(Figure data in JSON)
>> Start
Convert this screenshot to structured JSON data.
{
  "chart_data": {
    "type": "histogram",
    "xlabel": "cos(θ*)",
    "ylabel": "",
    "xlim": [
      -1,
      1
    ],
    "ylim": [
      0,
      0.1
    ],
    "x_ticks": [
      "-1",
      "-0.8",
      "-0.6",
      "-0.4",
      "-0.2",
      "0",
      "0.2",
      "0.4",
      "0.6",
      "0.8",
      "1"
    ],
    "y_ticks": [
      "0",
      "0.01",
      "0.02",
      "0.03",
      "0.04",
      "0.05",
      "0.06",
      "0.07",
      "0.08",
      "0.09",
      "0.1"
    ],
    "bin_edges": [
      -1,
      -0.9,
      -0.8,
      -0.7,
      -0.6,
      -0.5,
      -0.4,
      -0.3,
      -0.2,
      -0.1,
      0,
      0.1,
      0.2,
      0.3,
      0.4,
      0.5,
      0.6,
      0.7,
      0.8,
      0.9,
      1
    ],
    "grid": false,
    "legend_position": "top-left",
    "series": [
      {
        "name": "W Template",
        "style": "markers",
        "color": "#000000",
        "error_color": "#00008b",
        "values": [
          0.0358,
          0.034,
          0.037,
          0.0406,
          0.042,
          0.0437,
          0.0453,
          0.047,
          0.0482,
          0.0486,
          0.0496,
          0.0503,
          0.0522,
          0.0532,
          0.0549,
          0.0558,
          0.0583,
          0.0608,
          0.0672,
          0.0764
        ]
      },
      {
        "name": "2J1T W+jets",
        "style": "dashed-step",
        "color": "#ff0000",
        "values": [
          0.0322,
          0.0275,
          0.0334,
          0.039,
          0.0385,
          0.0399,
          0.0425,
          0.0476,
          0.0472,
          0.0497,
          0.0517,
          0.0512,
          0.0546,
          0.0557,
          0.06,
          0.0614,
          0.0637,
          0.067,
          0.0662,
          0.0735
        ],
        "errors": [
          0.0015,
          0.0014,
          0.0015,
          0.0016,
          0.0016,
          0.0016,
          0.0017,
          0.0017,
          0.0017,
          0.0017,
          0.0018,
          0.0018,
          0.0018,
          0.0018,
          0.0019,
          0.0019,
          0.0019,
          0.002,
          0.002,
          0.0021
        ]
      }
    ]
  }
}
>> End
* **Work to do**:
Above are the records; retype them all without a single difference.

* **Finished answer**:
Convert this screenshot to structured JSON data.
{
  "chart_data": {
    "type": "histogram",
    "xlabel": "cos(θ*)",
    "ylabel": "",
    "xlim": [
      -1,
      1
    ],
    "ylim": [
      0,
      0.1
    ],
    "x_ticks": [
      "-1",
      "-0.8",
      "-0.6",
      "-0.4",
      "-0.2",
      "0",
      "0.2",
      "0.4",
      "0.6",
      "0.8",
      "1"
    ],
    "y_ticks": [
      "0",
      "0.01",
      "0.02",
      "0.03",
      "0.04",
      "0.05",
      "0.06",
      "0.07",
      "0.08",
      "0.09",
      "0.1"
    ],
    "bin_edges": [
      -1,
      -0.9,
      -0.8,
      -0.7,
      -0.6,
      -0.5,
      -0.4,
      -0.3,
      -0.2,
      -0.1,
      0,
      0.1,
      0.2,
      0.3,
      0.4,
      0.5,
      0.6,
      0.7,
      0.8,
      0.9,
      1
    ],
    "grid": false,
    "legend_position": "top-left",
    "series": [
      {
        "name": "W Template",
        "style": "markers",
        "color": "#000000",
        "error_color": "#00008b",
        "values": [
          0.0358,
          0.034,
          0.037,
          0.0406,
          0.042,
          0.0437,
          0.0453,
          0.047,
          0.0482,
          0.0486,
          0.0496,
          0.0503,
          0.0522,
          0.0532,
          0.0549,
          0.0558,
          0.0583,
          0.0608,
          0.0672,
          0.0764
        ]
      },
      {
        "name": "2J1T W+jets",
        "style": "dashed-step",
        "color": "#ff0000",
        "values": [
          0.0322,
          0.0275,
          0.0334,
          0.039,
          0.0385,
          0.0399,
          0.0425,
          0.0476,
          0.0472,
          0.0497,
          0.0517,
          0.0512,
          0.0546,
          0.0557,
          0.06,
          0.0614,
          0.0637,
          0.067,
          0.0662,
          0.0735
        ],
        "errors": [
          0.0015,
          0.0014,
          0.0015,
          0.0016,
          0.0016,
          0.0016,
          0.0017,
          0.0017,
          0.0017,
          0.0017,
          0.0018,
          0.0018,
          0.0018,
          0.0018,
          0.0019,
          0.0019,
          0.0019,
          0.002,
          0.002,
          0.0021
        ]
      }
    ]
  }
}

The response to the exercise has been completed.